§ Exercise instructions: Will you quote all of the entries, word for word?
^^^^
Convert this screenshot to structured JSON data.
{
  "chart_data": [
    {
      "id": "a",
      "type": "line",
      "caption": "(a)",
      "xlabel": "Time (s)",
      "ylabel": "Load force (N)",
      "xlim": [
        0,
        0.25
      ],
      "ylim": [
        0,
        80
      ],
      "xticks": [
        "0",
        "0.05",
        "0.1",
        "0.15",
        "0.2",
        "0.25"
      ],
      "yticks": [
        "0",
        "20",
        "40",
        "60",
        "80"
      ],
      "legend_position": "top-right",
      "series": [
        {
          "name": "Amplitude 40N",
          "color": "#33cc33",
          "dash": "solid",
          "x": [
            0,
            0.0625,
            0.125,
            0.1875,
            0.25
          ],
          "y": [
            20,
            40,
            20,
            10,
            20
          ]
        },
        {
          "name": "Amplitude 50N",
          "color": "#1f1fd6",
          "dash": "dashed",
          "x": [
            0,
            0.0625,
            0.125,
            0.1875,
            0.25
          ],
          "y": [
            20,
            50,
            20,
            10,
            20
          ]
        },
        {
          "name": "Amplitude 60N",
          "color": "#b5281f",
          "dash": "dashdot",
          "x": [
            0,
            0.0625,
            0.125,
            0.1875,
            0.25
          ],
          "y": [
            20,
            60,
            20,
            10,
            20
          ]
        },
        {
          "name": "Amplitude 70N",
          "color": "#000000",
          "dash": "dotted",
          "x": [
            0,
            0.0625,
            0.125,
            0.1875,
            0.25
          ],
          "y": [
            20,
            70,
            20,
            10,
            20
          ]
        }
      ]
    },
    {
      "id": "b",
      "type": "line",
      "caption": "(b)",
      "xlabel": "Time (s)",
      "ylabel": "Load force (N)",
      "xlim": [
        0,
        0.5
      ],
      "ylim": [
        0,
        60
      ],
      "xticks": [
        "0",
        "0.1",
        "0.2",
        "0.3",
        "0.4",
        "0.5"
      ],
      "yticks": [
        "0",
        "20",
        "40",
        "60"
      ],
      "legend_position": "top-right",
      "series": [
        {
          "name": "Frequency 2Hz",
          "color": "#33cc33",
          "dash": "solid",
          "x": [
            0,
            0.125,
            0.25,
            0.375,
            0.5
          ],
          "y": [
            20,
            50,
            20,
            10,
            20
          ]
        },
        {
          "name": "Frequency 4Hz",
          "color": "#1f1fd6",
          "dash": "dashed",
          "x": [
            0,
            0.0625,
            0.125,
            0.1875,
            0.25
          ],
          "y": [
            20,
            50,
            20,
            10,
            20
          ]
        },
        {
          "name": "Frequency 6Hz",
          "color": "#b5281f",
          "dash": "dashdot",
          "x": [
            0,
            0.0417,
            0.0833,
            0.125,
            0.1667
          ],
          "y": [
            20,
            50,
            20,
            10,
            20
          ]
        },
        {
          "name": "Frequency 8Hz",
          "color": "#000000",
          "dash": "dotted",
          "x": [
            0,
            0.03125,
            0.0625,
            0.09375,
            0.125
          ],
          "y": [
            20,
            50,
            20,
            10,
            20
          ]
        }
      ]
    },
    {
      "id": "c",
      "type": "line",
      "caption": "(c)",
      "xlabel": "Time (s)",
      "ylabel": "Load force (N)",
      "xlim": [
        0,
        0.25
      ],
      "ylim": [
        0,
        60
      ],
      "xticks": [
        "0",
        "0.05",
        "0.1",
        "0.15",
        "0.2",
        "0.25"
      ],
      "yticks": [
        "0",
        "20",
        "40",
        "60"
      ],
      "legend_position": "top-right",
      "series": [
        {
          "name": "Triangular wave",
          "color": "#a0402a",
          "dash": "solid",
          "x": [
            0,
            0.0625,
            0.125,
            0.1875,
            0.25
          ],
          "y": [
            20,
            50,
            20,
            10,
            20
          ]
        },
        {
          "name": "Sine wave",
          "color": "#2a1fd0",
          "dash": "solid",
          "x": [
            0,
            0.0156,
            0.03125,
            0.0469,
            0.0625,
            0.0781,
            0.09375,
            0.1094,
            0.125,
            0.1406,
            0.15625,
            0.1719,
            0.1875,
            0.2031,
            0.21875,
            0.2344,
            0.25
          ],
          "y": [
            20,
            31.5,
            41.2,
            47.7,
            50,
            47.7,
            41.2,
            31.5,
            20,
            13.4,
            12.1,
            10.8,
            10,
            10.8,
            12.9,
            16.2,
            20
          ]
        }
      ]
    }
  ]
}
^^^^
§ Problem solution:
Convert this screenshot to structured JSON data.
{
  "chart_data": [
    {
      "id": "a",
      "type": "line",
      "caption": "(a)",
      "xlabel": "Time (s)",
      "ylabel": "Load force (N)",
      "xlim": [
        0,
        0.25
      ],
      "ylim": [
        0,
        80
      ],
      "xticks": [
        "0",
        "0.05",
        "0.1",
        "0.15",
        "0.2",
        "0.25"
      ],
      "yticks": [
        "0",
        "20",
        "40",
        "60",
        "80"
      ],
      "legend_position": "top-right",
      "series": [
        {
          "name": "Amplitude 40N",
          "color": "#33cc33",
          "dash": "solid",
          "x": [
            0,
            0.0625,
            0.125,
            0.1875,
            0.25
          ],
          "y": [
            20,
            40,
            20,
            10,
            20
          ]
        },
        {
          "name": "Amplitude 50N",
          "color": "#1f1fd6",
          "dash": "dashed",
          "x": [
            0,
            0.0625,
            0.125,
            0.1875,
            0.25
          ],
          "y": [
            20,
            50,
            20,
            10,
            20
          ]
        },
        {
          "name": "Amplitude 60N",
          "color": "#b5281f",
          "dash": "dashdot",
          "x": [
            0,
            0.0625,
            0.125,
            0.1875,
            0.25
          ],
          "y": [
            20,
            60,
            20,
            10,
            20
          ]
        },
        {
          "name": "Amplitude 70N",
          "color": "#000000",
          "dash": "dotted",
          "x": [
            0,
            0.0625,
            0.125,
            0.1875,
            0.25
          ],
          "y": [
            20,
            70,
            20,
            10,
            20
          ]
        }
      ]
    },
    {
      "id": "b",
      "type": "line",
      "caption": "(b)",
      "xlabel": "Time (s)",
      "ylabel": "Load force (N)",
      "xlim": [
        0,
        0.5
      ],
      "ylim": [
        0,
        60
      ],
      "xticks": [
        "0",
        "0.1",
        "0.2",
        "0.3",
        "0.4",
        "0.5"
      ],
      "yticks": [
        "0",
        "20",
        "40",
        "60"
      ],
      "legend_position": "top-right",
      "series": [
        {
          "name": "Frequency 2Hz",
          "color": "#33cc33",
          "dash": "solid",
          "x": [
            0,
            0.125,
            0.25,
            0.375,
            0.5
          ],
          "y": [
            20,
            50,
            20,
            10,
            20
          ]
        },
        {
          "name": "Frequency 4Hz",
          "color": "#1f1fd6",
          "dash": "dashed",
          "x": [
            0,
            0.0625,
            0.125,
            0.1875,
            0.25
          ],
          "y": [
            20,
            50,
            20,
            10,
            20
          ]
        },
        {
          "name": "Frequency 6Hz",
          "color": "#b5281f",
          "dash": "dashdot",
          "x": [
            0,
            0.0417,
            0.0833,
            0.125,
            0.1667
          ],
          "y": [
            20,
            50,
            20,
            10,
            20
          ]
        },
        {
          "name": "Frequency 8Hz",
          "color": "#000000",
          "dash": "dotted",
          "x": [
            0,
            0.03125,
            0.0625,
            0.09375,
            0.125
          ],
          "y": [
            20,
            50,
            20,
            10,
            20
          ]
        }
      ]
    },
    {
      "id": "c",
      "type": "line",
      "caption": "(c)",
      "xlabel": "Time (s)",
      "ylabel": "Load force (N)",
      "xlim": [
        0,
        0.25
      ],
      "ylim": [
        0,
        60
      ],
      "xticks": [
        "0",
        "0.05",
        "0.1",
        "0.15",
        "0.2",
        "0.25"
      ],
      "yticks": [
        "0",
        "20",
        "40",
        "60"
      ],
      "legend_position": "top-right",
      "series": [
        {
          "name": "Triangular wave",
          "color": "#a0402a",
          "dash": "solid",
          "x": [
            0,
            0.0625,
            0.125,
            0.1875,
            0.25
          ],
          "y": [
            20,
            50,
            20,
            10,
            20
          ]
        },
        {
          "name": "Sine wave",
          "color": "#2a1fd0",
          "dash": "solid",
          "x": [
            0,
            0.0156,
            0.03125,
            0.0469,
            0.0625,
            0.0781,
            0.09375,
            0.1094,
            0.125,
            0.1406,
            0.15625,
            0.1719,
            0.1875,
            0.2031,
            0.21875,
            0.2344,
            0.25
          ],
          "y": [
            20,
            31.5,
            41.2,
            47.7,
            50,
            47.7,
            41.2,
            31.5,
            20,
            13.4,
            12.1,
            10.8,
            10,
            10.8,
            12.9,
            16.2,
            20
          ]
        }
      ]
    }
  ]
}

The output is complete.